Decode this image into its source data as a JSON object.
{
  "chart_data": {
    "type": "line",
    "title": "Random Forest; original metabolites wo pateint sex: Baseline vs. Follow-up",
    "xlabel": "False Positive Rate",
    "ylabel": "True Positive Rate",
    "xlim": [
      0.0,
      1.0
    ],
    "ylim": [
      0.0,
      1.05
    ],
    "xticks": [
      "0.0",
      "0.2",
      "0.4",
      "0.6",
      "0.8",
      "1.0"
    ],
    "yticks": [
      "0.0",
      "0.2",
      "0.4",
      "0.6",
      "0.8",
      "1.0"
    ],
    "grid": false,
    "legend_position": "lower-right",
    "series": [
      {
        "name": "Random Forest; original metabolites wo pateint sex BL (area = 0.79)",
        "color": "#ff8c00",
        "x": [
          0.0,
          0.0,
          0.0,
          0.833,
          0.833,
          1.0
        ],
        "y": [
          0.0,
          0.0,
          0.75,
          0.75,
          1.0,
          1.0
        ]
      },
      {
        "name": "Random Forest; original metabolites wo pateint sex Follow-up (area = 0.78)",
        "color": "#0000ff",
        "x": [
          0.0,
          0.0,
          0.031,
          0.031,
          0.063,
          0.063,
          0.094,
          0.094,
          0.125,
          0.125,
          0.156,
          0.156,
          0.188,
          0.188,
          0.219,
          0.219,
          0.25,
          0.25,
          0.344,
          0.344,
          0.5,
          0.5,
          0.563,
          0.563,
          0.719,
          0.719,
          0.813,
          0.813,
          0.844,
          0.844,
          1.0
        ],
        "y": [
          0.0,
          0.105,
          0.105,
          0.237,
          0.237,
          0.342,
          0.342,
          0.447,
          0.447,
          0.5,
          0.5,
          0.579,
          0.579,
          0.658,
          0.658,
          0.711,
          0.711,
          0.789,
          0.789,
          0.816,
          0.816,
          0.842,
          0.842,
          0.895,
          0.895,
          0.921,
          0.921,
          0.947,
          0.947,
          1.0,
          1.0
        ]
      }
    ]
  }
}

★ ★ ★ ★ ★

Short exercise:
Give an exact repetition of all the material.

The solution:
Decode this image into its source data as a JSON object.
{
  "chart_data": {
    "type": "line",
    "title": "Random Forest; original metabolites wo pateint sex: Baseline vs. Follow-up",
    "xlabel": "False Positive Rate",
    "ylabel": "True Positive Rate",
    "xlim": [
      0.0,
      1.0
    ],
    "ylim": [
      0.0,
      1.05
    ],
    "xticks": [
      "0.0",
      "0.2",
      "0.4",
      "0.6",
      "0.8",
      "1.0"
    ],
    "yticks": [
      "0.0",
      "0.2",
      "0.4",
      "0.6",
      "0.8",
      "1.0"
    ],
    "grid": false,
    "legend_position": "lower-right",
    "series": [
      {
        "name": "Random Forest; original metabolites wo pateint sex BL (area = 0.79)",
        "color": "#ff8c00",
        "x": [
          0.0,
          0.0,
          0.0,
          0.833,
          0.833,
          1.0
        ],
        "y": [
          0.0,
          0.0,
          0.75,
          0.75,
          1.0,
          1.0
        ]
      },
      {
        "name": "Random Forest; original metabolites wo pateint sex Follow-up (area = 0.78)",
        "color": "#0000ff",
        "x": [
          0.0,
          0.0,
          0.031,
          0.031,
          0.063,
          0.063,
          0.094,
          0.094,
          0.125,
          0.125,
          0.156,
          0.156,
          0.188,
          0.188,
          0.219,
          0.219,
          0.25,
          0.25,
          0.344,
          0.344,
          0.5,
          0.5,
          0.563,
          0.563,
          0.719,
          0.719,
          0.813,
          0.813,
          0.844,
          0.844,
          1.0
        ],
        "y": [
          0.0,
          0.105,
          0.105,
          0.237,
          0.237,
          0.342,
          0.342,
          0.447,
          0.447,
          0.5,
          0.5,
          0.579,
          0.579,
          0.658,
          0.658,
          0.711,
          0.711,
          0.789,
          0.789,
          0.816,
          0.816,
          0.842,
          0.842,
          0.895,
          0.895,
          0.921,
          0.921,
          0.947,
          0.947,
          1.0,
          1.0
        ]
      }
    ]
  }
}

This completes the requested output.